■ **WHAT IS EXPECTED**:
Could you write out every entry exactly as it stands?

[MATERIAL FOR THE TASK start]

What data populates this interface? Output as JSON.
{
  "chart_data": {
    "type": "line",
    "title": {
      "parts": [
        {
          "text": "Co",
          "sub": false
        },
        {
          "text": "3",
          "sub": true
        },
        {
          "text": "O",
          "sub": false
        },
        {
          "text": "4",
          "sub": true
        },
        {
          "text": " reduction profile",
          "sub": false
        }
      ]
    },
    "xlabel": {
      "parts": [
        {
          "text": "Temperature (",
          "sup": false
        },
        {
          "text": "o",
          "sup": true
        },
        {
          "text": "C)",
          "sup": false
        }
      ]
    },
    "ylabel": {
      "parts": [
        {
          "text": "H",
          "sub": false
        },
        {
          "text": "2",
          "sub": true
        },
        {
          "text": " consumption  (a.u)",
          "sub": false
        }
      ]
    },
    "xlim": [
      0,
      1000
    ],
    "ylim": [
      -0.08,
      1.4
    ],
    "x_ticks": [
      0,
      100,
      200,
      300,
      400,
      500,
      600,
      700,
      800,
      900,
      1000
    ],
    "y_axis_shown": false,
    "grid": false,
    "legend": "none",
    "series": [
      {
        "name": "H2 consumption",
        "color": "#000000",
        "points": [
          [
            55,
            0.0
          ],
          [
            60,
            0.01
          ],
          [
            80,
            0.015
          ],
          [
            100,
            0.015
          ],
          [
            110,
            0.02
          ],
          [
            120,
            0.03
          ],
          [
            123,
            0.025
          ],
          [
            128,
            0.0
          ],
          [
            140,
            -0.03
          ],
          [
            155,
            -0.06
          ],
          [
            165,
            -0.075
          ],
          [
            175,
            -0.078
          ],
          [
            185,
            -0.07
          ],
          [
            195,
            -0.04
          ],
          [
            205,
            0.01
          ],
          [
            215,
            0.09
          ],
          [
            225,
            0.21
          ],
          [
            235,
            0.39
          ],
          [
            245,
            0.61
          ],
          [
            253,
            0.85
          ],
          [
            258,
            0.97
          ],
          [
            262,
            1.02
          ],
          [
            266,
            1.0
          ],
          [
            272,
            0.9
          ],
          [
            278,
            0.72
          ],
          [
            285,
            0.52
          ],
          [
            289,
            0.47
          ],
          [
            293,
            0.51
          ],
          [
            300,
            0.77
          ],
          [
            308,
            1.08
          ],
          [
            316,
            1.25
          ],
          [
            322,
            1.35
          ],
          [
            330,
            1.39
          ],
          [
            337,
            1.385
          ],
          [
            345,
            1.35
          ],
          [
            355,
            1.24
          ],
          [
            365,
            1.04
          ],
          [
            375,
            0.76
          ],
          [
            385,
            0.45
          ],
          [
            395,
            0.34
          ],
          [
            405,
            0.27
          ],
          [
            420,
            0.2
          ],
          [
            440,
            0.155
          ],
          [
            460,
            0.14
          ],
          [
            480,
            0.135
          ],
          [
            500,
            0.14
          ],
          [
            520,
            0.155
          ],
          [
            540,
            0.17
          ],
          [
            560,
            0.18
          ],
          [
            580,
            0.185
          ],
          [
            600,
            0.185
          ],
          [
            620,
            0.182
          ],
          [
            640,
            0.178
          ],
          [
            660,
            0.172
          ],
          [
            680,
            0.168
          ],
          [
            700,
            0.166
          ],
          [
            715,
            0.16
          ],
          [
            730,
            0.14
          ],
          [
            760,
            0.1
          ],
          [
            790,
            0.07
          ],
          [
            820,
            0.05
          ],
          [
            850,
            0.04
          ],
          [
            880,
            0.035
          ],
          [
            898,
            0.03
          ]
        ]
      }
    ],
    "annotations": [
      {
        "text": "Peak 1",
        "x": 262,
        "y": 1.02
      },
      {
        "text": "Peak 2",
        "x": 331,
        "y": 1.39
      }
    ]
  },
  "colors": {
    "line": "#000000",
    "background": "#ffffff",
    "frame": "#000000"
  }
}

[MATERIAL FOR THE TASK end]

■ **OUTPUT OF THE EXERCISE**:
What data populates this interface? Output as JSON.
{
  "chart_data": {
    "type": "line",
    "title": {
      "parts": [
        {
          "text": "Co",
          "sub": false
        },
        {
          "text": "3",
          "sub": true
        },
        {
          "text": "O",
          "sub": false
        },
        {
          "text": "4",
          "sub": true
        },
        {
          "text": " reduction profile",
          "sub": false
        }
      ]
    },
    "xlabel": {
      "parts": [
        {
          "text": "Temperature (",
          "sup": false
        },
        {
          "text": "o",
          "sup": true
        },
        {
          "text": "C)",
          "sup": false
        }
      ]
    },
    "ylabel": {
      "parts": [
        {
          "text": "H",
          "sub": false
        },
        {
          "text": "2",
          "sub": true
        },
        {
          "text": " consumption  (a.u)",
          "sub": false
        }
      ]
    },
    "xlim": [
      0,
      1000
    ],
    "ylim": [
      -0.08,
      1.4
    ],
    "x_ticks": [
      0,
      100,
      200,
      300,
      400,
      500,
      600,
      700,
      800,
      900,
      1000
    ],
    "y_axis_shown": false,
    "grid": false,
    "legend": "none",
    "series": [
      {
        "name": "H2 consumption",
        "color": "#000000",
        "points": [
          [
            55,
            0.0
          ],
          [
            60,
            0.01
          ],
          [
            80,
            0.015
          ],
          [
            100,
            0.015
          ],
          [
            110,
            0.02
          ],
          [
            120,
            0.03
          ],
          [
            123,
            0.025
          ],
          [
            128,
            0.0
          ],
          [
            140,
            -0.03
          ],
          [
            155,
            -0.06
          ],
          [
            165,
            -0.075
          ],
          [
            175,
            -0.078
          ],
          [
            185,
            -0.07
          ],
          [
            195,
            -0.04
          ],
          [
            205,
            0.01
          ],
          [
            215,
            0.09
          ],
          [
            225,
            0.21
          ],
          [
            235,
            0.39
          ],
          [
            245,
            0.61
          ],
          [
            253,
            0.85
          ],
          [
            258,
            0.97
          ],
          [
            262,
            1.02
          ],
          [
            266,
            1.0
          ],
          [
            272,
            0.9
          ],
          [
            278,
            0.72
          ],
          [
            285,
            0.52
          ],
          [
            289,
            0.47
          ],
          [
            293,
            0.51
          ],
          [
            300,
            0.77
          ],
          [
            308,
            1.08
          ],
          [
            316,
            1.25
          ],
          [
            322,
            1.35
          ],
          [
            330,
            1.39
          ],
          [
            337,
            1.385
          ],
          [
            345,
            1.35
          ],
          [
            355,
            1.24
          ],
          [
            365,
            1.04
          ],
          [
            375,
            0.76
          ],
          [
            385,
            0.45
          ],
          [
            395,
            0.34
          ],
          [
            405,
            0.27
          ],
          [
            420,
            0.2
          ],
          [
            440,
            0.155
          ],
          [
            460,
            0.14
          ],
          [
            480,
            0.135
          ],
          [
            500,
            0.14
          ],
          [
            520,
            0.155
          ],
          [
            540,
            0.17
          ],
          [
            560,
            0.18
          ],
          [
            580,
            0.185
          ],
          [
            600,
            0.185
          ],
          [
            620,
            0.182
          ],
          [
            640,
            0.178
          ],
          [
            660,
            0.172
          ],
          [
            680,
            0.168
          ],
          [
            700,
            0.166
          ],
          [
            715,
            0.16
          ],
          [
            730,
            0.14
          ],
          [
            760,
            0.1
          ],
          [
            790,
            0.07
          ],
          [
            820,
            0.05
          ],
          [
            850,
            0.04
          ],
          [
            880,
            0.035
          ],
          [
            898,
            0.03
          ]
        ]
      }
    ],
    "annotations": [
      {
        "text": "Peak 1",
        "x": 262,
        "y": 1.02
      },
      {
        "text": "Peak 2",
        "x": 331,
        "y": 1.39
      }
    ]
  },
  "colors": {
    "line": "#000000",
    "background": "#ffffff",
    "frame": "#000000"
  }
}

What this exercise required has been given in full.